══ Entries

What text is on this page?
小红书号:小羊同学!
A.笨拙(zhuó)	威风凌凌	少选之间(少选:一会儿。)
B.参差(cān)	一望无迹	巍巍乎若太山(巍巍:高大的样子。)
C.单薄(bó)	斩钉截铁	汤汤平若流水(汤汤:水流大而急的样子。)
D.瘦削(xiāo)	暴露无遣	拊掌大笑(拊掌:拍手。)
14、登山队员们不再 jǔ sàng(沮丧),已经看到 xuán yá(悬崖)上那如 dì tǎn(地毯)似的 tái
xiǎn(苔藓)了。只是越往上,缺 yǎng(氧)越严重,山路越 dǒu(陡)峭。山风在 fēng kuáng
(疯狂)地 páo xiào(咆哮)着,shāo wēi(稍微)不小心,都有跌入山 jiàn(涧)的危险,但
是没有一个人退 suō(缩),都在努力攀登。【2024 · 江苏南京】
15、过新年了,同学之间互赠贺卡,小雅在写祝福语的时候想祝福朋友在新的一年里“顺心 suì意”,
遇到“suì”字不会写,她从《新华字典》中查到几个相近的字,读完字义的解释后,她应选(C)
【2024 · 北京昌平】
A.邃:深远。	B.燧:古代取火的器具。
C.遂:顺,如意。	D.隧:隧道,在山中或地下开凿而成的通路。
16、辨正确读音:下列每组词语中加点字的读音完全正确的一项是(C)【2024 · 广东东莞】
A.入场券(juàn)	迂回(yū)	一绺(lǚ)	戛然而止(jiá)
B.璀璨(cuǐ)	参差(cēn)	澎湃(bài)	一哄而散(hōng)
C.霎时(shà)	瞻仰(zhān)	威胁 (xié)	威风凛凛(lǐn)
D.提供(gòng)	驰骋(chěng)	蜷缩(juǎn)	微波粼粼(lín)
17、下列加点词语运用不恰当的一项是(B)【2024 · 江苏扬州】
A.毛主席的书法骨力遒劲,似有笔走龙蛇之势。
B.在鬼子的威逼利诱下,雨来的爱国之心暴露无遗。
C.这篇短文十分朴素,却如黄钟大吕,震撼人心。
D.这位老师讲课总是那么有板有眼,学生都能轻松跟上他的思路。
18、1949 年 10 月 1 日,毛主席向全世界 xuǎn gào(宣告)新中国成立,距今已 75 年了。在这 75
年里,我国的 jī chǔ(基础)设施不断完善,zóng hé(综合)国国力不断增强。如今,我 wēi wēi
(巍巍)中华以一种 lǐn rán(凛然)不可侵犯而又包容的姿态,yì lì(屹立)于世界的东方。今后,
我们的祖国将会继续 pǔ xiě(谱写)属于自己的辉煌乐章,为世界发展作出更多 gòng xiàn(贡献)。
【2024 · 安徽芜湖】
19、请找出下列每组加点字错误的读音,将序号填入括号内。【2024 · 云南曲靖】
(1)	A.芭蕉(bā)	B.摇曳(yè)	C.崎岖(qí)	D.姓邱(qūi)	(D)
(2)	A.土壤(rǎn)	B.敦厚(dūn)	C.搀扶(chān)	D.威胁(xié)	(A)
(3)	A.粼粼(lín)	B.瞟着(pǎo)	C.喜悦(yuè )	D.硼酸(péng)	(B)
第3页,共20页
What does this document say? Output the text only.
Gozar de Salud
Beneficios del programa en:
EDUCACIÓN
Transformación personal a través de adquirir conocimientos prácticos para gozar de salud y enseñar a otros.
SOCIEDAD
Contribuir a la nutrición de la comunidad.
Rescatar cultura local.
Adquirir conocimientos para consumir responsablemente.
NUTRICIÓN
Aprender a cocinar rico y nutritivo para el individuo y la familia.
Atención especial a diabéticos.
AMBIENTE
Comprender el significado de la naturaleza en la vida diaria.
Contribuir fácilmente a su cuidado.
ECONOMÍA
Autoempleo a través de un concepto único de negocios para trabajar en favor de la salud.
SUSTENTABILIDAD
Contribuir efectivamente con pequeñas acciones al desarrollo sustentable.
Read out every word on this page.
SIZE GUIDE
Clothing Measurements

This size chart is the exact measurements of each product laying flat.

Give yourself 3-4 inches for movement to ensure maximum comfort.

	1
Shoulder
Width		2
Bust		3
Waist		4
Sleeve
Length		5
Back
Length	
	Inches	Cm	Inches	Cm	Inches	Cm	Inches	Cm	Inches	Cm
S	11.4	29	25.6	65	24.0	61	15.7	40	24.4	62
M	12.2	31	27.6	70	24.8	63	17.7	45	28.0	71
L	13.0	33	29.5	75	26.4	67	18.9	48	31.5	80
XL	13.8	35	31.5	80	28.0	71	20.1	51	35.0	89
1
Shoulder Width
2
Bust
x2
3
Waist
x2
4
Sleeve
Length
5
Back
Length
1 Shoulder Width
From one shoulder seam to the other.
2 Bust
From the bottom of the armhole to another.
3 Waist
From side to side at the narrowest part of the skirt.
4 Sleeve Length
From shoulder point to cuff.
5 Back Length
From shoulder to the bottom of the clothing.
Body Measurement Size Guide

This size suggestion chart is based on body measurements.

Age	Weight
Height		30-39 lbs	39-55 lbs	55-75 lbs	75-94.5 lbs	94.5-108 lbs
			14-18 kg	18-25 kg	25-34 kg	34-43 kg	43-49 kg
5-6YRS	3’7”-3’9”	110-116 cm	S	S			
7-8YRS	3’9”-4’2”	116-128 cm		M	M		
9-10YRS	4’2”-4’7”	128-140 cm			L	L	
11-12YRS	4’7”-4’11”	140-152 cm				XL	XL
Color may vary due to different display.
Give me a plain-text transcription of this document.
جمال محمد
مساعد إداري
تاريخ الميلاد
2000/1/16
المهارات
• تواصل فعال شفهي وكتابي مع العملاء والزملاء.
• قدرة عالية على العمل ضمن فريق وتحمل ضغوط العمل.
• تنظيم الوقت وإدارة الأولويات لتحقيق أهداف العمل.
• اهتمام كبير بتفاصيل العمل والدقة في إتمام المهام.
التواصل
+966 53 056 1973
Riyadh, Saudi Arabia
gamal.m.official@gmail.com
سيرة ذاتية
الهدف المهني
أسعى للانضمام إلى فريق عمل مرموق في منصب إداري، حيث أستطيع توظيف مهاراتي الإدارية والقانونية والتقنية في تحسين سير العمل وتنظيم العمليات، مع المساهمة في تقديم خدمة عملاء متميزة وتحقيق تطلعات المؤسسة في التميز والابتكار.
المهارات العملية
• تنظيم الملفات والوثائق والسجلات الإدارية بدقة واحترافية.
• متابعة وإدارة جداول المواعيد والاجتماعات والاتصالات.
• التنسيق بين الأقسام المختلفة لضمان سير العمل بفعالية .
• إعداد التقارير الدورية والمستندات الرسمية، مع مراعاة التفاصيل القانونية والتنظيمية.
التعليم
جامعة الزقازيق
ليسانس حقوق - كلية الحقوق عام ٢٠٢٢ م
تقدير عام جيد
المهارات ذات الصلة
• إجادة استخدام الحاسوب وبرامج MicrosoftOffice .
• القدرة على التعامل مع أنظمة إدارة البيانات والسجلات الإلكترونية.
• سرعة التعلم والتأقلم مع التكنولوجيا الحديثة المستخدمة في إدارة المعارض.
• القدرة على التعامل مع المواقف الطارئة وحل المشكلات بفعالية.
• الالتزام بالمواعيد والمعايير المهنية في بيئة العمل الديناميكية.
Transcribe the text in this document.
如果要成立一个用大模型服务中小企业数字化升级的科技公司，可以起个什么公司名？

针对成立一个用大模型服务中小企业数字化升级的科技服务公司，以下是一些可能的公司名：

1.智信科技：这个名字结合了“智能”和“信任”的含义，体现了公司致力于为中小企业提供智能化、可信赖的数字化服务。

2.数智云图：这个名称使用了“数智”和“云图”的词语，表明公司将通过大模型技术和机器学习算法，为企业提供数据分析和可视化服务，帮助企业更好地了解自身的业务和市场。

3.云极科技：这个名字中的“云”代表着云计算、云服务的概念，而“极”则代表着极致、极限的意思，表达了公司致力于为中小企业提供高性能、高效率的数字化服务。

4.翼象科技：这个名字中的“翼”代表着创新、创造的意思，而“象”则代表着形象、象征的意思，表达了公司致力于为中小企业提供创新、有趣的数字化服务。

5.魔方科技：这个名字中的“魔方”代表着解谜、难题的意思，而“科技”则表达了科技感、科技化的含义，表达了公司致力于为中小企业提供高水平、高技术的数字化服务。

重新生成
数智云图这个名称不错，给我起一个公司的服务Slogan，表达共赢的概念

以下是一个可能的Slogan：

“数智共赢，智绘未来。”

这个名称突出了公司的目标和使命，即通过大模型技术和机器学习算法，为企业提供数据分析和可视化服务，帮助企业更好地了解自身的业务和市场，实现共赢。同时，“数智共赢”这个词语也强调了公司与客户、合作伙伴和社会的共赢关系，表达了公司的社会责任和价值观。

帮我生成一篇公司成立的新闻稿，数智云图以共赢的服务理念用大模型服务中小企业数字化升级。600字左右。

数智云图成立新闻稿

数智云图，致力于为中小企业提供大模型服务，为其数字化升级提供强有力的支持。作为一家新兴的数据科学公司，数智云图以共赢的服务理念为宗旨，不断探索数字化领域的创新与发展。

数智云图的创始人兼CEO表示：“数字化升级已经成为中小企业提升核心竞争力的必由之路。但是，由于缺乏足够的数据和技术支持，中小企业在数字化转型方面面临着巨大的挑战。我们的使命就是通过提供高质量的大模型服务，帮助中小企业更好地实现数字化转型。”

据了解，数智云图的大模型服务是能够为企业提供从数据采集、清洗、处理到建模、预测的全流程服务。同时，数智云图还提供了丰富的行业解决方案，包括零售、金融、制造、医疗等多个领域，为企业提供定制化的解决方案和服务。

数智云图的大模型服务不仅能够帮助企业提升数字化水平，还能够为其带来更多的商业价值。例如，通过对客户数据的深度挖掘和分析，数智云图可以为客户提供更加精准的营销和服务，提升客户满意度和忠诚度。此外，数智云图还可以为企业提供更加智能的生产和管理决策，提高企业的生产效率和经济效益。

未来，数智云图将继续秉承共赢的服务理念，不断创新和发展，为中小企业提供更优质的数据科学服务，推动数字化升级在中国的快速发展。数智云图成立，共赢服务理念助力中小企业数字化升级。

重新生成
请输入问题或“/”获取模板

════

Search the lines above for the string "数智共赢" and copy each line that has it.

Reply:
“数智共赢，智绘未来。”
这个名称突出了公司的目标和使命，即通过大模型技术和机器学习算法，为企业提供数据分析和可视化服务，帮助企业更好地了解自身的业务和市场，实现共赢。同时，“数智共赢”这个词语也强调了公司与客户、合作伙伴和社会的共赢关系，表达了公司的社会责任和价值观。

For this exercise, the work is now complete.